▸ **Tasks to complete**:
(a) Please print the portion of the Carabotta v. Mitchell excerpt that opens with the words containing "Mitchell then engaged" and closes with "or selling it.".
(b) In one to three sentences, explain why Carabotta asked Mitchell for a patent search, using the reason given in the Carabotta v. Mitchell excerpt.

▸ **Excerpt provided**:

* Begin *

Carabotta v. Mitchell, Unpublished Decision (1-10-2002)
Carabotta v. Mitchell, Unpublished Decision (1-10-2002)
Opinion of the Court
A review of the record reveals that, in February 1996, Carabotta was the owner of Patio Den and Made for Shade, the latter of which was a distributor of a "Papillon" style umbrella originally manufactured in France but also manufactured by an Italian company by the name of Arquati, Inc. Desirous of manufacturing this umbrella on his own in order to increase his profit, Carabotta approached defendant-appellant, Kenneth L. Mitchell, an intellectual property attorney with the law firm of defendant-appellant, Woodling, Krost Rust (collectively referred to as "Mitchell"), and requested that Mitchell perform a patent search for any relevant art that would hinder his ability to manufacture this type of umbrella. An employee of Carabotta, Christine Hren, corresponded with Mitchell and provided Mitchell with diagrams of the umbrella in question as well as the address of Arquati. She further stated:
Unfortunately, I was unsuccessful in finding the address of the French company. I do know they are found all over France, French Riviara. (sic) The name they can most likely be found under is Jean-Collet.
Mitchell then engaged the services of Warren Low, a patent attorney with the Washington, D.C. law firm of Low Low, to perform an initial search. Mitchell forwarded the above correspondence to Low and requested that he investigate whether Arquati had any patents or any trade dress registration on this product in the United States.
Relying on the information provided by Low, Mitchell informed Carabotta that no relevant patent was identified and stated as follows:
In conclusion, we did not locate a patent that would prohibit you from making, using or selling a competing product. Nevertheless, it is usually intelligent to make changes to the design of the product before making, using or selling it.
Mitchell then went on to explain the significance of trade dress and the product's capability of protection despite lack of registration. He reiterated the advice to "consider design changes and appearance changes" before manufacturing a competing product. While Carabotta testified to the contrary, Mitchell did not see Carabotta again until July 1996 when Mitchell met with Carabotta at Patio Den to discuss the particulars regarding a possible patent application on the umbrella Carabotta anticipated manufacturing. It was at this meeting that Mitchell learned that Carabotta intended to manufacture an identical copy of the Arquati/Papillon umbrella rather than design around it. It was also at this meeting that Mitchell claims he first saw a brochure for the Arquati/Papillon umbrella sold by Carabotta's company, Made for Shade, wherein the umbrella was advertised as "the only patented system." Armed with this information, Mitchell suggested that he travel to the Patent and Trademark Office ("PTO") in Washington, D.C. to personally perform a subject-matter search.

* End *

▸ **Raw data**:
* Begin *

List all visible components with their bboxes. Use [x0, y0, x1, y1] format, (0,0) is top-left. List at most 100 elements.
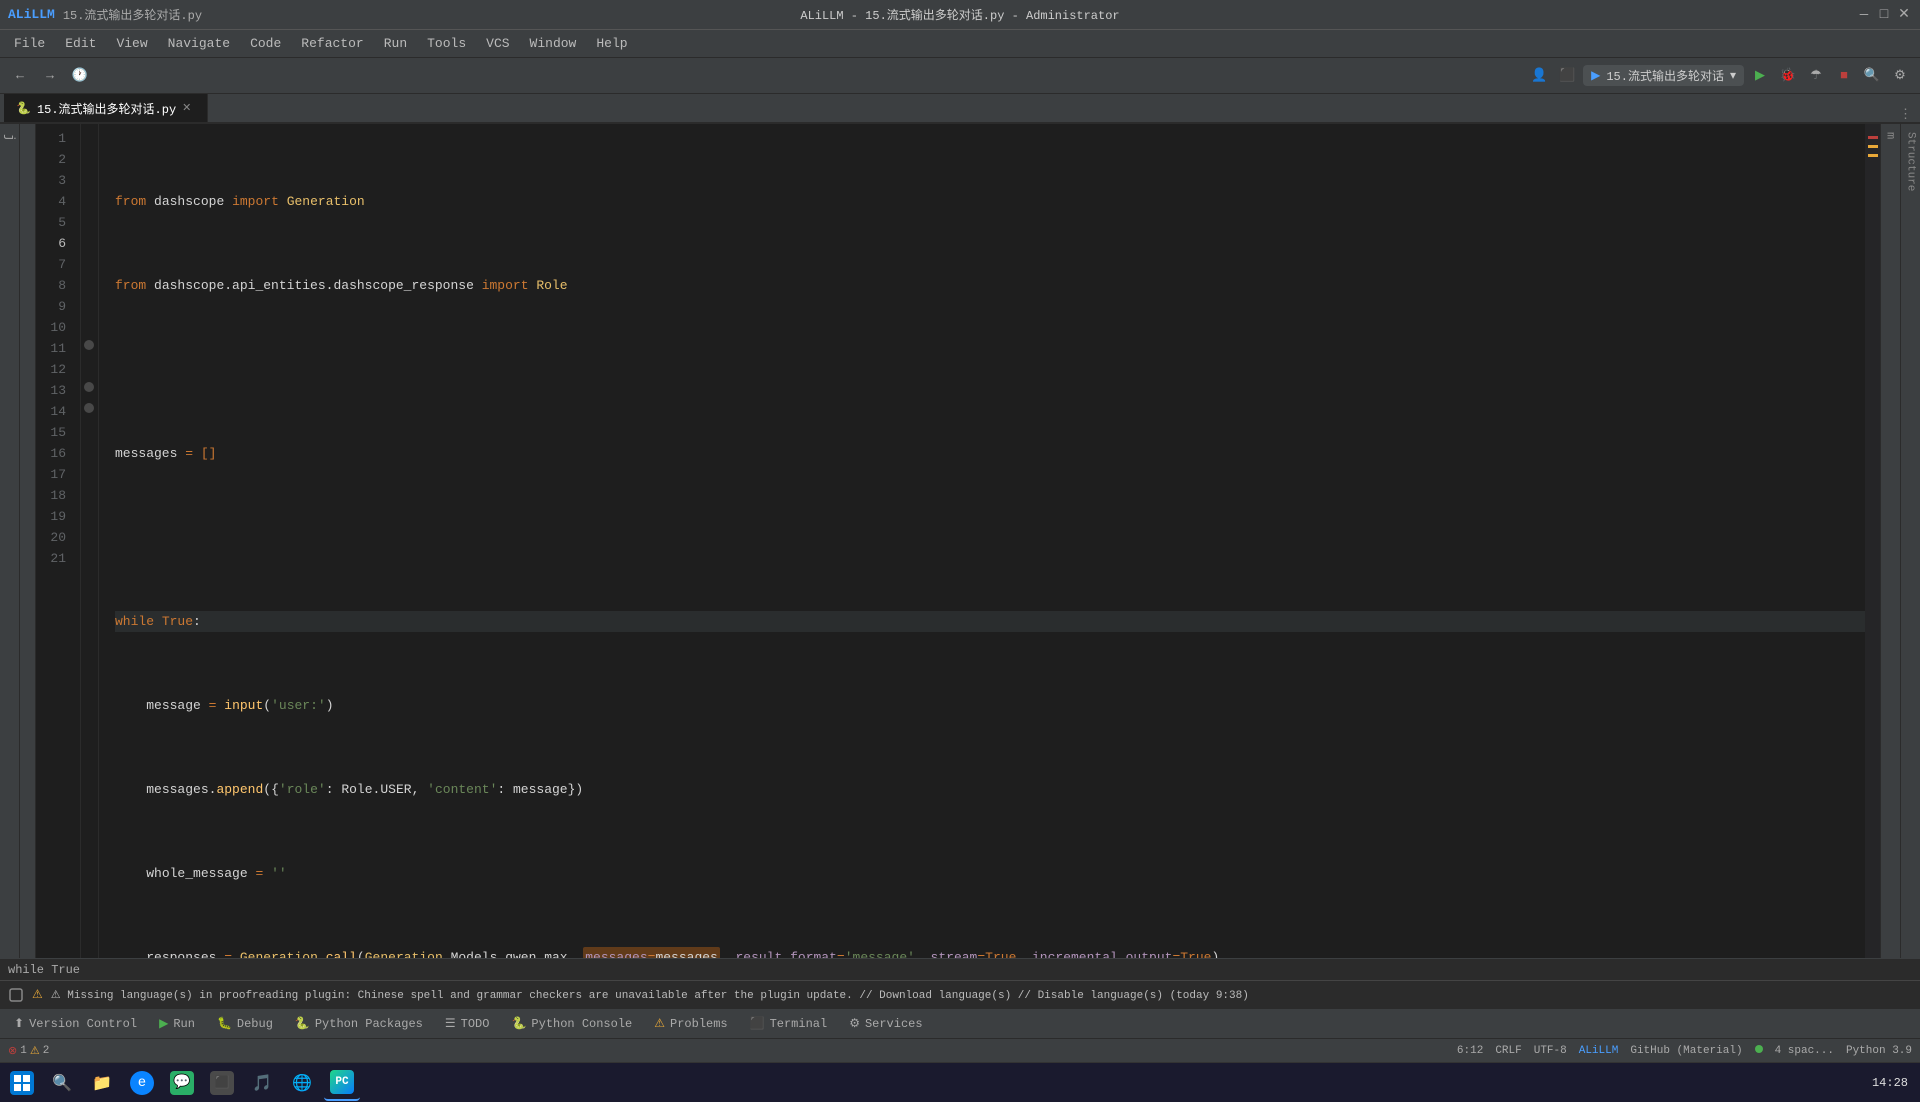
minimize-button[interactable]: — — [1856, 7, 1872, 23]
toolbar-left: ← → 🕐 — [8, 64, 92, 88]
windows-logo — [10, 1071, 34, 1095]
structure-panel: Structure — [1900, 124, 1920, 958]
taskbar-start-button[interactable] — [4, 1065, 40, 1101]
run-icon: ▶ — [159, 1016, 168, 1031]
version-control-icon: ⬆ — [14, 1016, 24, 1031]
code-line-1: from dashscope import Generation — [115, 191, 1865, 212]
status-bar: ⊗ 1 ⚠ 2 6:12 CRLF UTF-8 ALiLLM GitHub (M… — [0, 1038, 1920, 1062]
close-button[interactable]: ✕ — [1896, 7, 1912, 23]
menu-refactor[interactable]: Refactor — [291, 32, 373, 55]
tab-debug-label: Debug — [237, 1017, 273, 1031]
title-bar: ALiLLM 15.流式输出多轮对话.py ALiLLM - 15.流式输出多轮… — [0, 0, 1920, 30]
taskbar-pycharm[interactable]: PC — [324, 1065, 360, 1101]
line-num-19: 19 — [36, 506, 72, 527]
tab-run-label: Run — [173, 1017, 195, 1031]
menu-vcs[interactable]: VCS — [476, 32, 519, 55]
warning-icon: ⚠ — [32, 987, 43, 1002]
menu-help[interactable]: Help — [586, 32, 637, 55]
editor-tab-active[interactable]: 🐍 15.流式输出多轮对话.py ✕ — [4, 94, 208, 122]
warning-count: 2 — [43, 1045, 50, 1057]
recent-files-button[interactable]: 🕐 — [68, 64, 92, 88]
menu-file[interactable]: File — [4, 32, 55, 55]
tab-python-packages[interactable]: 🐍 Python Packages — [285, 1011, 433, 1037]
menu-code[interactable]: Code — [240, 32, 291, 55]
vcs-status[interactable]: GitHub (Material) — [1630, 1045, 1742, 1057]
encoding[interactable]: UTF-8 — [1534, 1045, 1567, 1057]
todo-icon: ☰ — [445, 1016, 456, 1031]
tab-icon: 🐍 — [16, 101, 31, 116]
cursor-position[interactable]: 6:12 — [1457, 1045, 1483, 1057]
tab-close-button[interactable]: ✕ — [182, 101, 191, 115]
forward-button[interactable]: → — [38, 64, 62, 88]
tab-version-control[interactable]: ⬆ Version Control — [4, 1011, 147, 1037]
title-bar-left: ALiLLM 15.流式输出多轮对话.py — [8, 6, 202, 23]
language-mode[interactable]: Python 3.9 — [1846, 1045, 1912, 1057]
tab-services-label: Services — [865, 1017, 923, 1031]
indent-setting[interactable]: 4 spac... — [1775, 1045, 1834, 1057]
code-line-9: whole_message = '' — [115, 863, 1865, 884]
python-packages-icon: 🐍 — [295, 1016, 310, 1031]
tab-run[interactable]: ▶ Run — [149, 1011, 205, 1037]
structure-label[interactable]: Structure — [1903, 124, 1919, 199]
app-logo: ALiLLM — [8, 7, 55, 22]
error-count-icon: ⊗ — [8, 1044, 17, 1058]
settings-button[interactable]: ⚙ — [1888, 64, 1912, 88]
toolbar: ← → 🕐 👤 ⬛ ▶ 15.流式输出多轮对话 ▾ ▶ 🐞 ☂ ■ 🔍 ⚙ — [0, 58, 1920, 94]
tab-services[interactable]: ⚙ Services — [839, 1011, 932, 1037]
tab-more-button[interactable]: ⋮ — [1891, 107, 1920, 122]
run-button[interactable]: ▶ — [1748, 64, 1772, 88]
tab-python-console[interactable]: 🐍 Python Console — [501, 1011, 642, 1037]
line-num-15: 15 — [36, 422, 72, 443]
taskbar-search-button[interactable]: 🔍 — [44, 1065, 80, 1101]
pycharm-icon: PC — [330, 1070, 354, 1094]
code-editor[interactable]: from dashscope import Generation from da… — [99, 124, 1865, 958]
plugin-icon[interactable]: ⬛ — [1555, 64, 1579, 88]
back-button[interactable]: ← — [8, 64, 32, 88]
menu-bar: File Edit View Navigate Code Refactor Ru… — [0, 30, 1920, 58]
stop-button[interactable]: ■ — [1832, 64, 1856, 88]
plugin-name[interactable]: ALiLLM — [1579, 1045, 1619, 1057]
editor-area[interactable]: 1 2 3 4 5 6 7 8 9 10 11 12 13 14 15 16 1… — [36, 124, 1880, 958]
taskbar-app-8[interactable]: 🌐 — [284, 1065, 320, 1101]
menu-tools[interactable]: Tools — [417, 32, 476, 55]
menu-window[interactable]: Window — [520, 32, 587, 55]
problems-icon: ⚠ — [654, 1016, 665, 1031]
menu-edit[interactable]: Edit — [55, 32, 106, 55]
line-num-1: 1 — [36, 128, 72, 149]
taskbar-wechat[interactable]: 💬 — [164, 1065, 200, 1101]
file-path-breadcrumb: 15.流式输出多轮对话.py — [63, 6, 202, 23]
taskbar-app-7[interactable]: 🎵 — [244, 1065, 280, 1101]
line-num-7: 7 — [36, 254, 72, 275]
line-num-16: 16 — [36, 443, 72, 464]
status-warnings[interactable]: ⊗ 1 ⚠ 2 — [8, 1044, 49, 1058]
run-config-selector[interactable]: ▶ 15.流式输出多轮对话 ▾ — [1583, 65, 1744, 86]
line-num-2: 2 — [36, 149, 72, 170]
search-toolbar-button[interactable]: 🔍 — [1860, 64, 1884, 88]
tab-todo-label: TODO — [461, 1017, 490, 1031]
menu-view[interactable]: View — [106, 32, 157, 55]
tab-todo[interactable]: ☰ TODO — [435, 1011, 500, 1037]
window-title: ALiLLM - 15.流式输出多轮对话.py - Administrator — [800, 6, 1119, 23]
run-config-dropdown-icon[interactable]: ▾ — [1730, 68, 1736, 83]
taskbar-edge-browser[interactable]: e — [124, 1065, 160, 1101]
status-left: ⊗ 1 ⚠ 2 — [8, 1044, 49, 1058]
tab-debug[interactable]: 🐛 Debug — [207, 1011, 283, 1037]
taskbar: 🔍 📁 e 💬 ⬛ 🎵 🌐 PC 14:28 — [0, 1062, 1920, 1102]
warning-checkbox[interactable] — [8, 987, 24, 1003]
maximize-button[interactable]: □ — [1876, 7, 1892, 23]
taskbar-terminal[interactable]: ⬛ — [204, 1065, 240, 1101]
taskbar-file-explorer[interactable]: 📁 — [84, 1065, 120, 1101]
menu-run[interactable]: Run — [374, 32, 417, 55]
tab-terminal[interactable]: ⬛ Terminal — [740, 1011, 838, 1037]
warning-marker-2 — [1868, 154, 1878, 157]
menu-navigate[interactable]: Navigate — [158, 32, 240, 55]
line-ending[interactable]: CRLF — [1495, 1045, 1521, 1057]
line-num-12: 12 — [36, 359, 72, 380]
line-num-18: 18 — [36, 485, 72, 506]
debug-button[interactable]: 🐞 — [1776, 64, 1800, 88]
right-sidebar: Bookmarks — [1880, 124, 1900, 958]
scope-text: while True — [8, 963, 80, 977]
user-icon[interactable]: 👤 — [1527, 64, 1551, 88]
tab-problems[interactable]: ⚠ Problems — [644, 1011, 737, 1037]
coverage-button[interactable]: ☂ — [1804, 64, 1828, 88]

* End *
* Begin *

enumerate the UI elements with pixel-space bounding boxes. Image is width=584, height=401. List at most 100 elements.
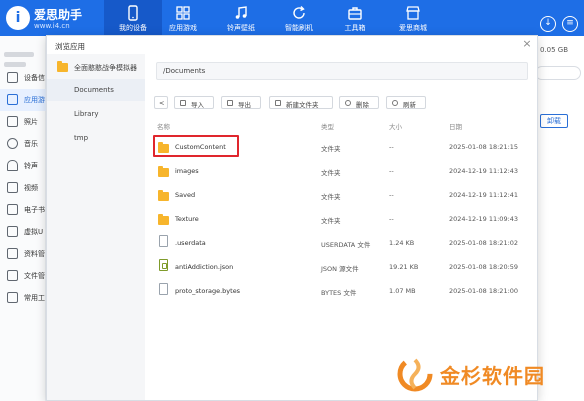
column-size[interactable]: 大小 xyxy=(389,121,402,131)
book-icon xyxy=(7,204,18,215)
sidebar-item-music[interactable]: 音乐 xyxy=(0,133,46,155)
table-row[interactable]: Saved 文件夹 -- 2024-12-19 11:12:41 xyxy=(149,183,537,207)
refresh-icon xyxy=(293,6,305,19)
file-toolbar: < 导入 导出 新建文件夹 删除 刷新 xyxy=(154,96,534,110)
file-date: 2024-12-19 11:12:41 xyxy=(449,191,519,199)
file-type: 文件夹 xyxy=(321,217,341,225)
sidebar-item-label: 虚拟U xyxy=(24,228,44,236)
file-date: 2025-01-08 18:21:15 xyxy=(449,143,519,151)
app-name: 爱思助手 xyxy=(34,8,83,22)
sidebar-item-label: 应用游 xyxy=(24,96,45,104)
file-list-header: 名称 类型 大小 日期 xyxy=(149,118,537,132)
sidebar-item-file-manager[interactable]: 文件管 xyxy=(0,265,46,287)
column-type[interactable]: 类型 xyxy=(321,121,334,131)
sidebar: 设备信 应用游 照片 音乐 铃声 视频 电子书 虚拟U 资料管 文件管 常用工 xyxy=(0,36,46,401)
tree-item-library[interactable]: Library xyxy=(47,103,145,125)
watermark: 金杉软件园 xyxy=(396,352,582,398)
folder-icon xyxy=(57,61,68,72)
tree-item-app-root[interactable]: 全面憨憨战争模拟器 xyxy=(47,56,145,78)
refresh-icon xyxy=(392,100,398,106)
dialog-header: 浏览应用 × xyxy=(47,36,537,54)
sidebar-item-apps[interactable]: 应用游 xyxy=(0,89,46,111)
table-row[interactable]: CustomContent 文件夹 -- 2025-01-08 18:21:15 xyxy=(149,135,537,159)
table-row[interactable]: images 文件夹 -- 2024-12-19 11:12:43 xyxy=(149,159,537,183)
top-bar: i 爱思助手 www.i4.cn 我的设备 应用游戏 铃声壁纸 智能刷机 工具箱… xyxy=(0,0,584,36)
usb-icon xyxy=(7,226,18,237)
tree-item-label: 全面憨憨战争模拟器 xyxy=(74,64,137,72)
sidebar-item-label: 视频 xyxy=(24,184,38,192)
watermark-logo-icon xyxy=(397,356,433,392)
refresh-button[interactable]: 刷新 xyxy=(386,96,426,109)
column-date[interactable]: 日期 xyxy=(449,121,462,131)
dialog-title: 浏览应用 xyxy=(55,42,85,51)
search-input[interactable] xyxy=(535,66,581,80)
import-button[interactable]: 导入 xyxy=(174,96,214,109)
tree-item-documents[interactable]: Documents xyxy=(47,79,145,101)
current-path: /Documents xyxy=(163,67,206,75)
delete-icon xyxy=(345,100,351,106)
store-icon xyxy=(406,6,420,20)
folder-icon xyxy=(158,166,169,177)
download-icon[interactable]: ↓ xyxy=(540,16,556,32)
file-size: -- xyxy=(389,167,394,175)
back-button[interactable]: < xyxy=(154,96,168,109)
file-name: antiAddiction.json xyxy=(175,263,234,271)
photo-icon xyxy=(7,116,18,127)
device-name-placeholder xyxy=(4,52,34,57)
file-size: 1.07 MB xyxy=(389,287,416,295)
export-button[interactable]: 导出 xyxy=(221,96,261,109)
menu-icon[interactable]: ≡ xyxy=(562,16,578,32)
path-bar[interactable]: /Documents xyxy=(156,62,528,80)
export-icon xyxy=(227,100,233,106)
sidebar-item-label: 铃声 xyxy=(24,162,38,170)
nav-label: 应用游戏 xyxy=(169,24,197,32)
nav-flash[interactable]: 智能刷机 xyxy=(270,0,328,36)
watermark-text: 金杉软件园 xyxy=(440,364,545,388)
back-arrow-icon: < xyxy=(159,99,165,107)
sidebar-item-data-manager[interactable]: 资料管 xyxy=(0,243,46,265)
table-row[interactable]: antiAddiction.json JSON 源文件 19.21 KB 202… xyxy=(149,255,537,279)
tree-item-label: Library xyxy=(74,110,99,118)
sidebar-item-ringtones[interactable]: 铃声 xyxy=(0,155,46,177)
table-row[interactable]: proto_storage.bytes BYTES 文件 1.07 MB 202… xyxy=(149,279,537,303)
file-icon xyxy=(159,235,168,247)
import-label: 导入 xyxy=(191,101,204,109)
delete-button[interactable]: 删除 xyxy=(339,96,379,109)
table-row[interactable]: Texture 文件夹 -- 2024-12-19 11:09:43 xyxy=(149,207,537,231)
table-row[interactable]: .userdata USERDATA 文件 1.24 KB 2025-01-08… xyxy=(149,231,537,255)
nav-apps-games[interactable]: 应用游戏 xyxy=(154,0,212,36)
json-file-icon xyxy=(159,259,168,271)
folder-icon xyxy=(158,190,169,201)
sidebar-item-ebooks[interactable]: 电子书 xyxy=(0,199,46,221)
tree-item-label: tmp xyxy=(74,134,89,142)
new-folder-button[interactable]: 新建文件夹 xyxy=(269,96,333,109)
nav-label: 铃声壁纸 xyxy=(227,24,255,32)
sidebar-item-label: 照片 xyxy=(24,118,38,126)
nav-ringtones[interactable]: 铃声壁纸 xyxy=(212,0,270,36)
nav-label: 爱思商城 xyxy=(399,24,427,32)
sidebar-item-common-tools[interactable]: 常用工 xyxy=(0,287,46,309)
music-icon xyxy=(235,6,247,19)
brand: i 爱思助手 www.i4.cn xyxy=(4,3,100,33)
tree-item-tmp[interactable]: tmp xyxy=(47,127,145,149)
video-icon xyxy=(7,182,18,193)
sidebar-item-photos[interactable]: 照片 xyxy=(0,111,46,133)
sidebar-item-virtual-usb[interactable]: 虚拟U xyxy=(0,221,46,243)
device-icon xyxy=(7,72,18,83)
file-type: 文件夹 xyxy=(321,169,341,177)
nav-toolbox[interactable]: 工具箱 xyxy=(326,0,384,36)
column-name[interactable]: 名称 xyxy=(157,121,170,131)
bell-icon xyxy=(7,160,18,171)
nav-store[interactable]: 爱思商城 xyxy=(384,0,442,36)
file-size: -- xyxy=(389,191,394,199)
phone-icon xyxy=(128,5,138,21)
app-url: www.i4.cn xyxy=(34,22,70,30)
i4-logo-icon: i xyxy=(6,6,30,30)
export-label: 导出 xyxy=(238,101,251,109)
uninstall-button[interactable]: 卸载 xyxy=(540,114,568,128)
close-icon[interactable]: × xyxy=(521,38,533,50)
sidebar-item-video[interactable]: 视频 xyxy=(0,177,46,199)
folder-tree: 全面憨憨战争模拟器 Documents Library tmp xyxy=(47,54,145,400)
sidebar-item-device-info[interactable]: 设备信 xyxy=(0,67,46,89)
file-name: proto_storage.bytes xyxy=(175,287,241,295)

* End *
* Begin *

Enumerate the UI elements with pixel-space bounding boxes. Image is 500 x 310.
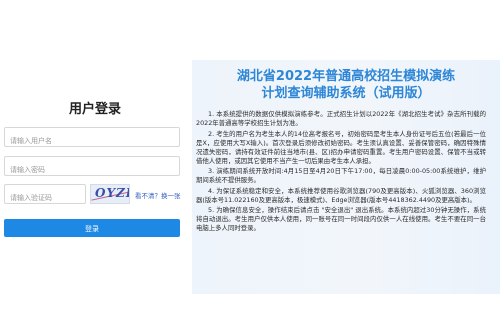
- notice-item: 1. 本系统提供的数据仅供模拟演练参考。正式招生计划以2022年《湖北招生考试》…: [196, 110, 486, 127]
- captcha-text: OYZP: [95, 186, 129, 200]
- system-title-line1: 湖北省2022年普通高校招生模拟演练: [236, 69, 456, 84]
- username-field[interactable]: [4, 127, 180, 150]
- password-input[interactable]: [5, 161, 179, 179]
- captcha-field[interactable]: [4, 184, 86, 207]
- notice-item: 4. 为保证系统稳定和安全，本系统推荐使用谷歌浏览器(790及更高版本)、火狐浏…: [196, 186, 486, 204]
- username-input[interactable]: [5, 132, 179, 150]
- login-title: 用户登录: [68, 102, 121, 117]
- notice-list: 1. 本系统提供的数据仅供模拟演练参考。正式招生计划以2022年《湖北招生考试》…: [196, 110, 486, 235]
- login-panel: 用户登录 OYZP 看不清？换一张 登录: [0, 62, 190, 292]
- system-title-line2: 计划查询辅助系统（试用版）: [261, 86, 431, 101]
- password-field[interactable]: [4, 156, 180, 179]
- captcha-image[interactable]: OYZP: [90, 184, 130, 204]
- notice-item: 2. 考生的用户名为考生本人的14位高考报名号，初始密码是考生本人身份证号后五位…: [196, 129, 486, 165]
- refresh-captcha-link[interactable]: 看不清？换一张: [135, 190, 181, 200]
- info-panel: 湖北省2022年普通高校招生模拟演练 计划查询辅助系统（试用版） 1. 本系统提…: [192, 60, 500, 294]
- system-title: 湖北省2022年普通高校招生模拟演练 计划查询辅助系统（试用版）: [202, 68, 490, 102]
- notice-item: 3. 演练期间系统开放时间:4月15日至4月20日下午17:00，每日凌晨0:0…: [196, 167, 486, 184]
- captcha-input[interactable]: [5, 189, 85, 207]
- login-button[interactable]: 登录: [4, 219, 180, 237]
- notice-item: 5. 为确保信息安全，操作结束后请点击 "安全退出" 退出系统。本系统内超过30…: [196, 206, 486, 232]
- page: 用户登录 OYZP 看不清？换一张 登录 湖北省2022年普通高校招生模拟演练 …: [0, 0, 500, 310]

* End *

▸ **Full solutions**:
(a)
Mitchell then engaged the services of Warren Low, a patent attorney with the Washington, D.C. law firm of Low Low, to perform an initial search. Mitchell forwarded the above correspondence to Low and requested that he investigate whether Arquati had any patents or any trade dress registration on this product in the United States.
Relying on the information provided by Low, Mitchell informed Carabotta that no relevant patent was identified and stated as follows:
In conclusion, we did not locate a patent that would prohibit you from making, using or selling a competing product. Nevertheless, it is usually intelligent to make changes to the design of the product before making, using or selling it.

(b) Carabotta wanted to manufacture the "Papillon" style umbrella on his own to increase his profit. He asked Mitchell to search for any relevant art that would hinder his ability to manufacture that type of umbrella.